(Data rows):
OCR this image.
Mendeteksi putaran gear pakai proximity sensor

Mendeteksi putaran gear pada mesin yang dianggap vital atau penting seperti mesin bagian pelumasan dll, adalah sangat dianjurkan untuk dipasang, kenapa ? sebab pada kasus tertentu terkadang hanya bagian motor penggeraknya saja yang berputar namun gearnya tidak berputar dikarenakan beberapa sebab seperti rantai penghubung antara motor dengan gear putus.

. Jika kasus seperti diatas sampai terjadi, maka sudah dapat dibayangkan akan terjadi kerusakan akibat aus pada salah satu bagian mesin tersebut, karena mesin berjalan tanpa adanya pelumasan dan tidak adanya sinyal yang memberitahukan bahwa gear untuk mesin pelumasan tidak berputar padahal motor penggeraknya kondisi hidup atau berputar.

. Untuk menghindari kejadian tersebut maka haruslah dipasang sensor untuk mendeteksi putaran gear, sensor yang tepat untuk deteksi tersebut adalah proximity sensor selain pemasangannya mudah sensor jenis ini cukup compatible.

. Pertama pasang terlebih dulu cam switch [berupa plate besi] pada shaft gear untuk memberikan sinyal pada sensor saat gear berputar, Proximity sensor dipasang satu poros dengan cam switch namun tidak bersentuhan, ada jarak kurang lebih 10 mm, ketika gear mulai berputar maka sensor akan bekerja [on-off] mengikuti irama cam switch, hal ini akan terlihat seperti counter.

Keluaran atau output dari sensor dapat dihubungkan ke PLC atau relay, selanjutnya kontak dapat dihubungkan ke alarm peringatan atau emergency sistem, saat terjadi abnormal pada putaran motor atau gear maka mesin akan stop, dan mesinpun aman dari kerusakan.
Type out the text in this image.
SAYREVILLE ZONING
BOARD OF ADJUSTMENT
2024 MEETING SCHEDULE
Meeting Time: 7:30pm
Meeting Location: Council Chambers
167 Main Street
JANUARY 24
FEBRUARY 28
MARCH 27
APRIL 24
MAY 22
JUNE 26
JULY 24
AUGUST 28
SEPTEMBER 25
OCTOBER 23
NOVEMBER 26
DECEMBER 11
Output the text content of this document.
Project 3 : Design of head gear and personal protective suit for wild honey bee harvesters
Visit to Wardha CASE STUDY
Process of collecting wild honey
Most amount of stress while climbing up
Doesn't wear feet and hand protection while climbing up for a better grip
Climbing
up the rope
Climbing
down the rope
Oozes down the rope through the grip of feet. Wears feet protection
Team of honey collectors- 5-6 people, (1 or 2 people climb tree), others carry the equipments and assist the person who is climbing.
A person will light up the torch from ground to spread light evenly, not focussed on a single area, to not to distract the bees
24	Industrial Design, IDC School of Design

(What you will do):
Extract the data in full. Keep it word for word.

(Written response):
OCR this image.
Mendeteksi putaran gear pakai proximity sensor

Mendeteksi putaran gear pada mesin yang dianggap vital atau penting seperti mesin bagian pelumasan dll, adalah sangat dianjurkan untuk dipasang, kenapa ? sebab pada kasus tertentu terkadang hanya bagian motor penggeraknya saja yang berputar namun gearnya tidak berputar dikarenakan beberapa sebab seperti rantai penghubung antara motor dengan gear putus.

. Jika kasus seperti diatas sampai terjadi, maka sudah dapat dibayangkan akan terjadi kerusakan akibat aus pada salah satu bagian mesin tersebut, karena mesin berjalan tanpa adanya pelumasan dan tidak adanya sinyal yang memberitahukan bahwa gear untuk mesin pelumasan tidak berputar padahal motor penggeraknya kondisi hidup atau berputar.

. Untuk menghindari kejadian tersebut maka haruslah dipasang sensor untuk mendeteksi putaran gear, sensor yang tepat untuk deteksi tersebut adalah proximity sensor selain pemasangannya mudah sensor jenis ini cukup compatible.

. Pertama pasang terlebih dulu cam switch [berupa plate besi] pada shaft gear untuk memberikan sinyal pada sensor saat gear berputar, Proximity sensor dipasang satu poros dengan cam switch namun tidak bersentuhan, ada jarak kurang lebih 10 mm, ketika gear mulai berputar maka sensor akan bekerja [on-off] mengikuti irama cam switch, hal ini akan terlihat seperti counter.

Keluaran atau output dari sensor dapat dihubungkan ke PLC atau relay, selanjutnya kontak dapat dihubungkan ke alarm peringatan atau emergency sistem, saat terjadi abnormal pada putaran motor atau gear maka mesin akan stop, dan mesinpun aman dari kerusakan.
Type out the text in this image.
SAYREVILLE ZONING
BOARD OF ADJUSTMENT
2024 MEETING SCHEDULE
Meeting Time: 7:30pm
Meeting Location: Council Chambers
167 Main Street
JANUARY 24
FEBRUARY 28
MARCH 27
APRIL 24
MAY 22
JUNE 26
JULY 24
AUGUST 28
SEPTEMBER 25
OCTOBER 23
NOVEMBER 26
DECEMBER 11
Output the text content of this document.
Project 3 : Design of head gear and personal protective suit for wild honey bee harvesters
Visit to Wardha CASE STUDY
Process of collecting wild honey
Most amount of stress while climbing up
Doesn't wear feet and hand protection while climbing up for a better grip
Climbing
up the rope
Climbing
down the rope
Oozes down the rope through the grip of feet. Wears feet protection
Team of honey collectors- 5-6 people, (1 or 2 people climb tree), others carry the equipments and assist the person who is climbing.
A person will light up the torch from ground to spread light evenly, not focussed on a single area, to not to distract the bees
24	Industrial Design, IDC School of Design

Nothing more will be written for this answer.